_What to produce_
In the listing that follows, count each line where the word "COACHING" appears; write nothing but the count.

Stored records
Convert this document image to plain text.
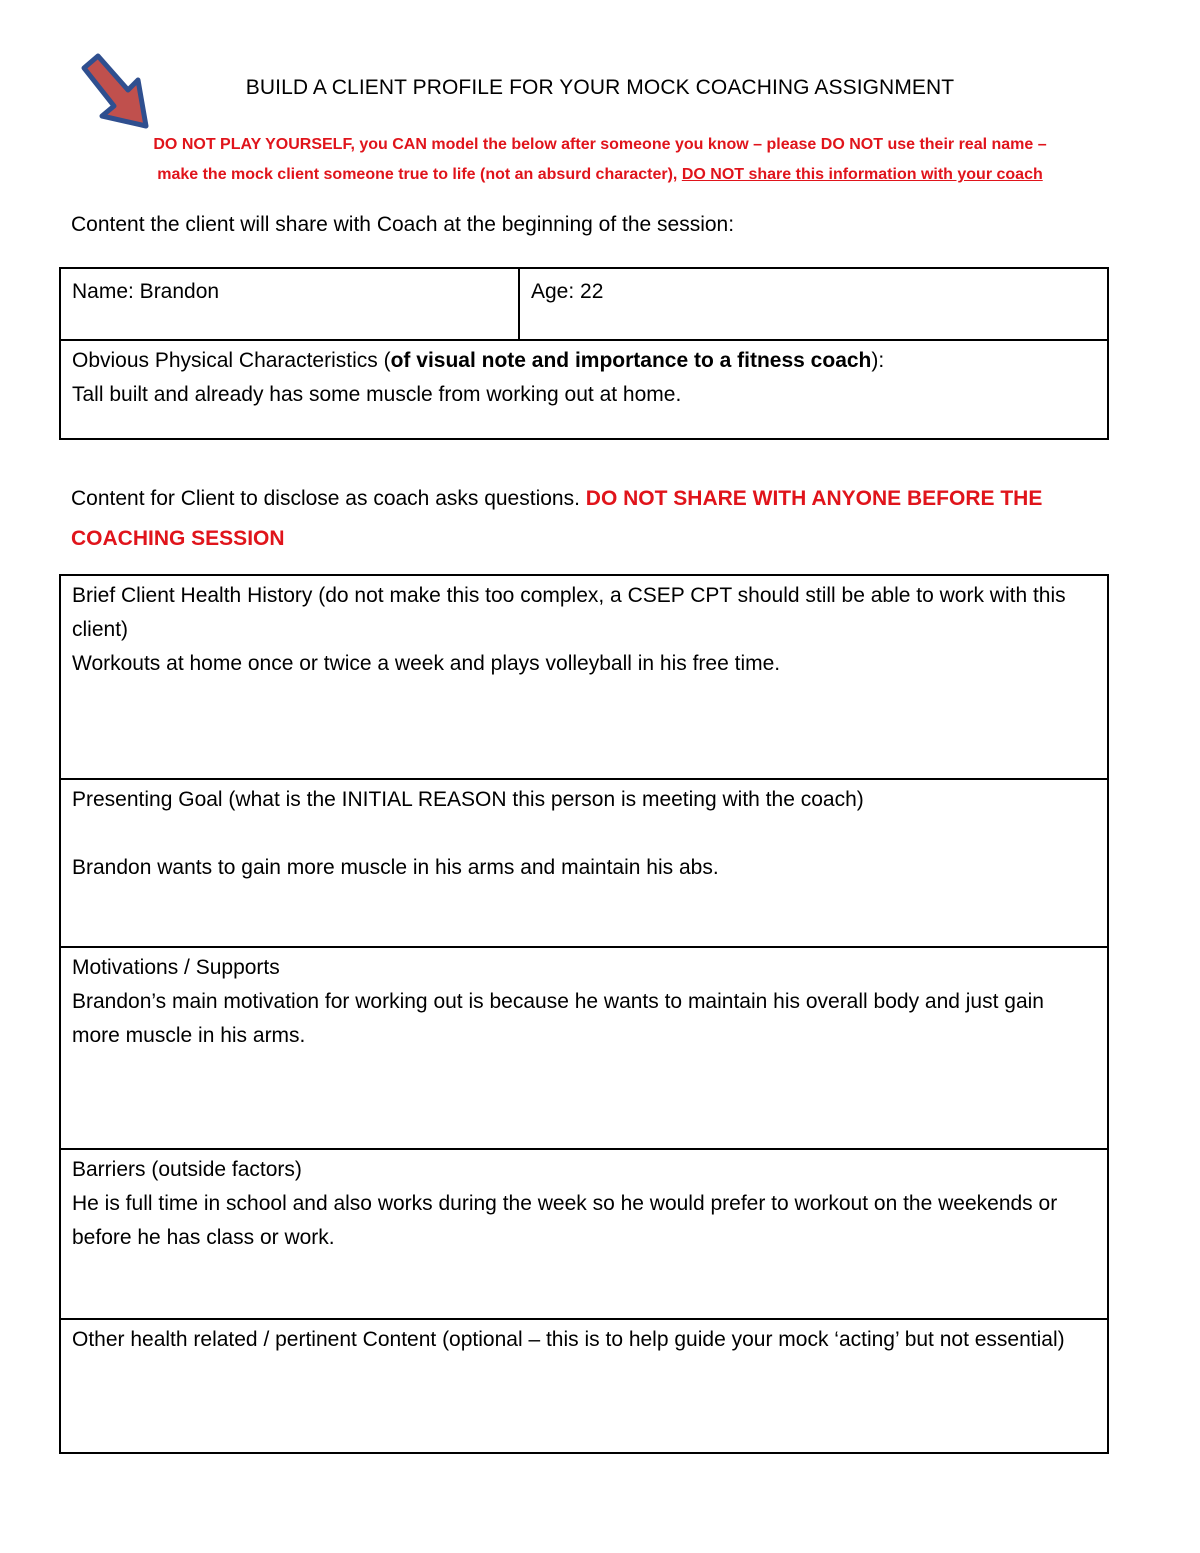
BUILD A CLIENT PROFILE FOR YOUR MOCK COACHING ASSIGNMENT
DO NOT PLAY YOURSELF, you CAN model the below after someone you know – please DO NOT use their real name –
make the mock client someone true to life (not an absurd character), DO NOT share this information with your coach
Content the client will share with Coach at the beginning of the session:
Name: Brandon	Age: 22
Obvious Physical Characteristics (of visual note and importance to a fitness coach):
Tall built and already has some muscle from working out at home.
Content for Client to disclose as coach asks questions. DO NOT SHARE WITH ANYONE BEFORE THE COACHING SESSION
Brief Client Health History (do not make this too complex, a CSEP CPT should still be able to work with this client)
Workouts at home once or twice a week and plays volleyball in his free time.
Presenting Goal (what is the INITIAL REASON this person is meeting with the coach)
Brandon wants to gain more muscle in his arms and maintain his abs.
Motivations / Supports
Brandon’s main motivation for working out is because he wants to maintain his overall body and just gain more muscle in his arms.
Barriers (outside factors)
He is full time in school and also works during the week so he would prefer to workout on the weekends or before he has class or work.
Other health related / pertinent Content (optional – this is to help guide your mock ‘acting’ but not essential)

_Result of the task_
2